• Task brief
Read the lines that follow and pick out every one containing the word "name".

——————

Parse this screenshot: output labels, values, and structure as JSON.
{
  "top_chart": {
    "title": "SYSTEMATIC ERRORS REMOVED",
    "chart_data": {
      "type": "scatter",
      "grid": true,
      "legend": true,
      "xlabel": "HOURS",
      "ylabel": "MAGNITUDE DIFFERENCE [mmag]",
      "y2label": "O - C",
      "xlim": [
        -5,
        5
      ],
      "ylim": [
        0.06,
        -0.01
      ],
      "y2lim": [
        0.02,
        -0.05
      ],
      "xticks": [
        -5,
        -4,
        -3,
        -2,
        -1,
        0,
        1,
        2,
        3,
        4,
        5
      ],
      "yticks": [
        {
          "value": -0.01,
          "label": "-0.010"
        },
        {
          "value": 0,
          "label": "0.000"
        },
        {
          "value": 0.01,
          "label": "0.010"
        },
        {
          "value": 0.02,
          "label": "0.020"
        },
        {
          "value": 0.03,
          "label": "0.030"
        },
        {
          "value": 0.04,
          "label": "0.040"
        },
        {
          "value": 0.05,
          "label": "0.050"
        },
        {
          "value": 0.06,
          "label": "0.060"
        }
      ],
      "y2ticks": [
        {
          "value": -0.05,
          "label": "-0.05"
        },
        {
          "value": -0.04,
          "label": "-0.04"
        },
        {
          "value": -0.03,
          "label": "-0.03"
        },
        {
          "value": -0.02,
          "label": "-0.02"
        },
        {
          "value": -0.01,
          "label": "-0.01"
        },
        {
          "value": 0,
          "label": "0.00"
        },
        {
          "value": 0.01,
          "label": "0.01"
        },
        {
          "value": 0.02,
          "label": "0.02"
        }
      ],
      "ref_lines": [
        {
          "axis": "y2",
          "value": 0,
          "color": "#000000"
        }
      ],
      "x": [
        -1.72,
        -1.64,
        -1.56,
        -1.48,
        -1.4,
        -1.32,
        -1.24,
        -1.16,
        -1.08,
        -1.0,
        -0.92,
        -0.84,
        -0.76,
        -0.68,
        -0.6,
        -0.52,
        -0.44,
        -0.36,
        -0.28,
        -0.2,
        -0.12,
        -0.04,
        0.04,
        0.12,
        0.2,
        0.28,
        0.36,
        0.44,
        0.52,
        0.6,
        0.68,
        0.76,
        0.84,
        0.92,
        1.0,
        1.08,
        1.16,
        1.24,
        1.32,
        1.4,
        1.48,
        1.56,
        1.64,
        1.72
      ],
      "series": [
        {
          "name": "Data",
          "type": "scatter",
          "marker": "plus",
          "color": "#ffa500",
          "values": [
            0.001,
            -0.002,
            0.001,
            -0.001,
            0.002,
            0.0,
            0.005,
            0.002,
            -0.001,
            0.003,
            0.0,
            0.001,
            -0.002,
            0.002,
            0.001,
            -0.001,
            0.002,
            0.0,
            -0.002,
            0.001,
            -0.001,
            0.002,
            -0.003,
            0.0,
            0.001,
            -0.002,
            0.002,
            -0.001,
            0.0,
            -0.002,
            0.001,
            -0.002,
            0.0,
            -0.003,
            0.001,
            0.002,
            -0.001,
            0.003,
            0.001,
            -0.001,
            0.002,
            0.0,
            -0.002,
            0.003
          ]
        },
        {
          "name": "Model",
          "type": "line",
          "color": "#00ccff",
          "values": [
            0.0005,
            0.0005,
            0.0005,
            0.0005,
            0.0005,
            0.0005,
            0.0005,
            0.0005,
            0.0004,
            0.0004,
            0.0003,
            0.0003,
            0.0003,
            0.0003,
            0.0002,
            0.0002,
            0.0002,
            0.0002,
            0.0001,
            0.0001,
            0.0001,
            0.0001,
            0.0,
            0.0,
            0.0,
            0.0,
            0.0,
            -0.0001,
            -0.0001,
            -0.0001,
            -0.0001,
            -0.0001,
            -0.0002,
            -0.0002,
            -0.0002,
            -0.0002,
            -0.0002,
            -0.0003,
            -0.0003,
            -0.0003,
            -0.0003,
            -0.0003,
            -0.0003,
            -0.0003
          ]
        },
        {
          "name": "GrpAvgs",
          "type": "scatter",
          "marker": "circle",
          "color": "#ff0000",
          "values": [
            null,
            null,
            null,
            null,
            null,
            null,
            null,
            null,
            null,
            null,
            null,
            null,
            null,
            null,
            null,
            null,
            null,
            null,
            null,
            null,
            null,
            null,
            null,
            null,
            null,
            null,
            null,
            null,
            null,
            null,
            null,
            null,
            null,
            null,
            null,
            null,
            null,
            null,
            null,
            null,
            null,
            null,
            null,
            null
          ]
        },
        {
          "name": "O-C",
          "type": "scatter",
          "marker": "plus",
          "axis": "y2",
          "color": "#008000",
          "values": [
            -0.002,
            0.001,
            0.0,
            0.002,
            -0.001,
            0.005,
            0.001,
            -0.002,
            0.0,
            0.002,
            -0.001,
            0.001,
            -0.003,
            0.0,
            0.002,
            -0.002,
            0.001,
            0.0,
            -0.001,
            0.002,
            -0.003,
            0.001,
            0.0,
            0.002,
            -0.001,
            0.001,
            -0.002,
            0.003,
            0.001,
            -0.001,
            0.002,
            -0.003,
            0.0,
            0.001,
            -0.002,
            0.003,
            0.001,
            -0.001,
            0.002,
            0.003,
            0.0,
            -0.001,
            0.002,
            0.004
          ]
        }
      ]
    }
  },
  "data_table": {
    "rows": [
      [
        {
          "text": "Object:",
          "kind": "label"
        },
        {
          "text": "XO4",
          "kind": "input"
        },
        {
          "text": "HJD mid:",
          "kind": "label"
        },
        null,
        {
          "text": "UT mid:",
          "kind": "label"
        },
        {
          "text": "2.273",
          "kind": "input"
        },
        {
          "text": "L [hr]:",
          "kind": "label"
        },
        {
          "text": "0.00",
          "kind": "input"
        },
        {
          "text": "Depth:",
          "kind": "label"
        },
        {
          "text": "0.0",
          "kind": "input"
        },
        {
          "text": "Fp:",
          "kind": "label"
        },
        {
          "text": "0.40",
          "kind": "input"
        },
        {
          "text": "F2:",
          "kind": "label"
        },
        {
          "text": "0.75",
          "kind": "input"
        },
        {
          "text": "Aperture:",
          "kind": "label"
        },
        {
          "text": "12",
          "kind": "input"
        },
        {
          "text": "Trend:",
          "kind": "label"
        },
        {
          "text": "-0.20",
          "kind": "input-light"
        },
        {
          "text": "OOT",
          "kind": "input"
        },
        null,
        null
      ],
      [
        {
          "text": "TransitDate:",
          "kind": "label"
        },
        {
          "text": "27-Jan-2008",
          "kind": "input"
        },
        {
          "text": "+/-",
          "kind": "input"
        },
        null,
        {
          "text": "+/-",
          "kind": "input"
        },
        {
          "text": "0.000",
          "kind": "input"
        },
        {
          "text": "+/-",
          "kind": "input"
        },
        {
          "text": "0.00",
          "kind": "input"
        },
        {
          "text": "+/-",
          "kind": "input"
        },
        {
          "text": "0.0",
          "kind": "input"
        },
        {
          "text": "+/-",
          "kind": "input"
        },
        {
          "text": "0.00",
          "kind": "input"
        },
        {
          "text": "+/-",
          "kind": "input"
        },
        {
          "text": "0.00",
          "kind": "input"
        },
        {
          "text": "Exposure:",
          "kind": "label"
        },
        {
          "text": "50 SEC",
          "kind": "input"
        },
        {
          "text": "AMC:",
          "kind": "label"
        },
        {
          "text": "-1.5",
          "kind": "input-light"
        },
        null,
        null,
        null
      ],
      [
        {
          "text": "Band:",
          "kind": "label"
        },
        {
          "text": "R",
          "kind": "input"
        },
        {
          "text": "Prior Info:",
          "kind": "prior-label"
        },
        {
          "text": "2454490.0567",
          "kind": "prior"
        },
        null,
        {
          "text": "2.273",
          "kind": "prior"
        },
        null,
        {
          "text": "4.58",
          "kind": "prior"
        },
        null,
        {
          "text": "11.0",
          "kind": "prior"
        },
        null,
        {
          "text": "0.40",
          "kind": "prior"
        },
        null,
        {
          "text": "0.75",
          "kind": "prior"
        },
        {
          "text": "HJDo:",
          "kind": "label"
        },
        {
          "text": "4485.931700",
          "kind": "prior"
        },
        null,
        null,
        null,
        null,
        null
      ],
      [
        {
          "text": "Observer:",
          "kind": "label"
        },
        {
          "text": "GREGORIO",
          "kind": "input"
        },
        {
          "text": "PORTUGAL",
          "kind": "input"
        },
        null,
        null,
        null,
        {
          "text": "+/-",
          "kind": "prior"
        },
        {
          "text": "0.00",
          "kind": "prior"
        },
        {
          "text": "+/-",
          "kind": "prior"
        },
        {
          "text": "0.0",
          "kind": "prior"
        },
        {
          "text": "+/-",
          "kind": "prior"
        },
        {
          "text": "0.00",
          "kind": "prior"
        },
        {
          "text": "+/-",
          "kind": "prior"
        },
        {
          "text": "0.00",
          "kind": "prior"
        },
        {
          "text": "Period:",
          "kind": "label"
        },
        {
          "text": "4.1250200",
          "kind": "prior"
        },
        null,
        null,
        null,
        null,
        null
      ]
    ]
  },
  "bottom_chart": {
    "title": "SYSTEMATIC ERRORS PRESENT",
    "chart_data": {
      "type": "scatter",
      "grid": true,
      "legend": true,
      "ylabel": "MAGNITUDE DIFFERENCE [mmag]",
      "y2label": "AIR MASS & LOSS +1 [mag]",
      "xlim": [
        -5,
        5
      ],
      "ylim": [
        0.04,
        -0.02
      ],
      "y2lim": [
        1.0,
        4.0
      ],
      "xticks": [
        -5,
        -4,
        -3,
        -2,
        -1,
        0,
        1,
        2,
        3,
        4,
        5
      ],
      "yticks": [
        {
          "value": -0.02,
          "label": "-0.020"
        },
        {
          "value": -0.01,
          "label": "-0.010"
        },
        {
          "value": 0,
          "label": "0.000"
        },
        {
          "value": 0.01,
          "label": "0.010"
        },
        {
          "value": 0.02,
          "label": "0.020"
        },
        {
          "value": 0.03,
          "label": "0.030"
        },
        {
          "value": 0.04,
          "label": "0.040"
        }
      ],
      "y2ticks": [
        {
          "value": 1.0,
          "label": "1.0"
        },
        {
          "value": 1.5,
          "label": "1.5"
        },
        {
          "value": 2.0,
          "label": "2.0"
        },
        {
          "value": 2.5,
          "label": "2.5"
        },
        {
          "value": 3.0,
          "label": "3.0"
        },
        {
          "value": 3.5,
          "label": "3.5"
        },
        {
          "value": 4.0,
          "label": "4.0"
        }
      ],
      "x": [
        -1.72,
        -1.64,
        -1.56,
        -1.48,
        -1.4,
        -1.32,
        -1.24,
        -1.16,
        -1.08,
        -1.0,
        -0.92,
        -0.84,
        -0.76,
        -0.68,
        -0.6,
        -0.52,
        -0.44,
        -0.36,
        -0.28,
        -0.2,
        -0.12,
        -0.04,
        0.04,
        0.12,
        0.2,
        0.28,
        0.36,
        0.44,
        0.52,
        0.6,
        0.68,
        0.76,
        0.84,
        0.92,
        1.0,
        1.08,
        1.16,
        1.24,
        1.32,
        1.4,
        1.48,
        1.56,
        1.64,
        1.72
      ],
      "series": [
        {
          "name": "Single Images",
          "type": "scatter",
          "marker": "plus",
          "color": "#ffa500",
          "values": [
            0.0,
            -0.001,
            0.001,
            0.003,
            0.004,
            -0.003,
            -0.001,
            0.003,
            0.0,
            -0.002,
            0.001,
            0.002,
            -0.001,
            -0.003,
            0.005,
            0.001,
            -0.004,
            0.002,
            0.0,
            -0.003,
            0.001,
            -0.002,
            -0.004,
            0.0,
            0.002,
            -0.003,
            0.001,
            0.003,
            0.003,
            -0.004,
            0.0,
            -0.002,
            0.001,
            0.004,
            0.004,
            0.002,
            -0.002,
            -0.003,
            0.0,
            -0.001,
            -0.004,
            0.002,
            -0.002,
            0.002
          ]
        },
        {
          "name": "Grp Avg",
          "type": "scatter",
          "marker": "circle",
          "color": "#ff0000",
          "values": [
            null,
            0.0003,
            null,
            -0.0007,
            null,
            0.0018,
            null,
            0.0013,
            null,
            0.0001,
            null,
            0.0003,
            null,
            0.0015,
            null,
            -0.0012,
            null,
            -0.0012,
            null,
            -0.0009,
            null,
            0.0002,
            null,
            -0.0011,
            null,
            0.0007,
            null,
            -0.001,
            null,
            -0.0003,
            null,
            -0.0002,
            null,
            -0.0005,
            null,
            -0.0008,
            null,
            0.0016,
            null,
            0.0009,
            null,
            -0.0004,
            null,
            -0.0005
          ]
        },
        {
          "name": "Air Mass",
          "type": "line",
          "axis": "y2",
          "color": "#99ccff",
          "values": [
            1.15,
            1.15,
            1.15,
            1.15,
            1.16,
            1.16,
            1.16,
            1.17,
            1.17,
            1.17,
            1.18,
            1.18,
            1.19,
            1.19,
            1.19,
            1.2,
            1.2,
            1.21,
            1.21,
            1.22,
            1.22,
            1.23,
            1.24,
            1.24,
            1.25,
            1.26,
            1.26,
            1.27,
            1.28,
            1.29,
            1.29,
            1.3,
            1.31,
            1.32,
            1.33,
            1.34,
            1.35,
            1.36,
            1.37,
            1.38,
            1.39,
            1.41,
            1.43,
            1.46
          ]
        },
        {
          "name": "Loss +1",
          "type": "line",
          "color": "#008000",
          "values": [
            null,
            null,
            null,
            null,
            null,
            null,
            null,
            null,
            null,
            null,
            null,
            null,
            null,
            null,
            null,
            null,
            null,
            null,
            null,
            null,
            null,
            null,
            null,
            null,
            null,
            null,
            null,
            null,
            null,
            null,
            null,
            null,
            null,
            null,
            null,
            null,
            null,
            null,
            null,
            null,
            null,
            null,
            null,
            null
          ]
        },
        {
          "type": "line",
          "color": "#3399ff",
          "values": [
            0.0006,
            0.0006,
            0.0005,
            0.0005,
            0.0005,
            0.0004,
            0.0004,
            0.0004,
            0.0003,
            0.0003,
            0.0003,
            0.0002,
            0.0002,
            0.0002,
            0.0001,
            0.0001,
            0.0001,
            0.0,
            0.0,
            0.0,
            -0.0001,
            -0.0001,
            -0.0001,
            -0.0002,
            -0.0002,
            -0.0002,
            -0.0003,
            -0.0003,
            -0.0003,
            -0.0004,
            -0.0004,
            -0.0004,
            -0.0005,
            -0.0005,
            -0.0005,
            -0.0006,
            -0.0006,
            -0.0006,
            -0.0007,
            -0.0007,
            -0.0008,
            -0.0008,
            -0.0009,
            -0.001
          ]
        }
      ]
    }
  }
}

——————

• Result of this exercise
          "name": "Data",
          "name": "Model",
          "name": "GrpAvgs",
          "name": "O-C",
          "name": "Single Images",
          "name": "Grp Avg",
          "name": "Air Mass",
          "name": "Loss +1",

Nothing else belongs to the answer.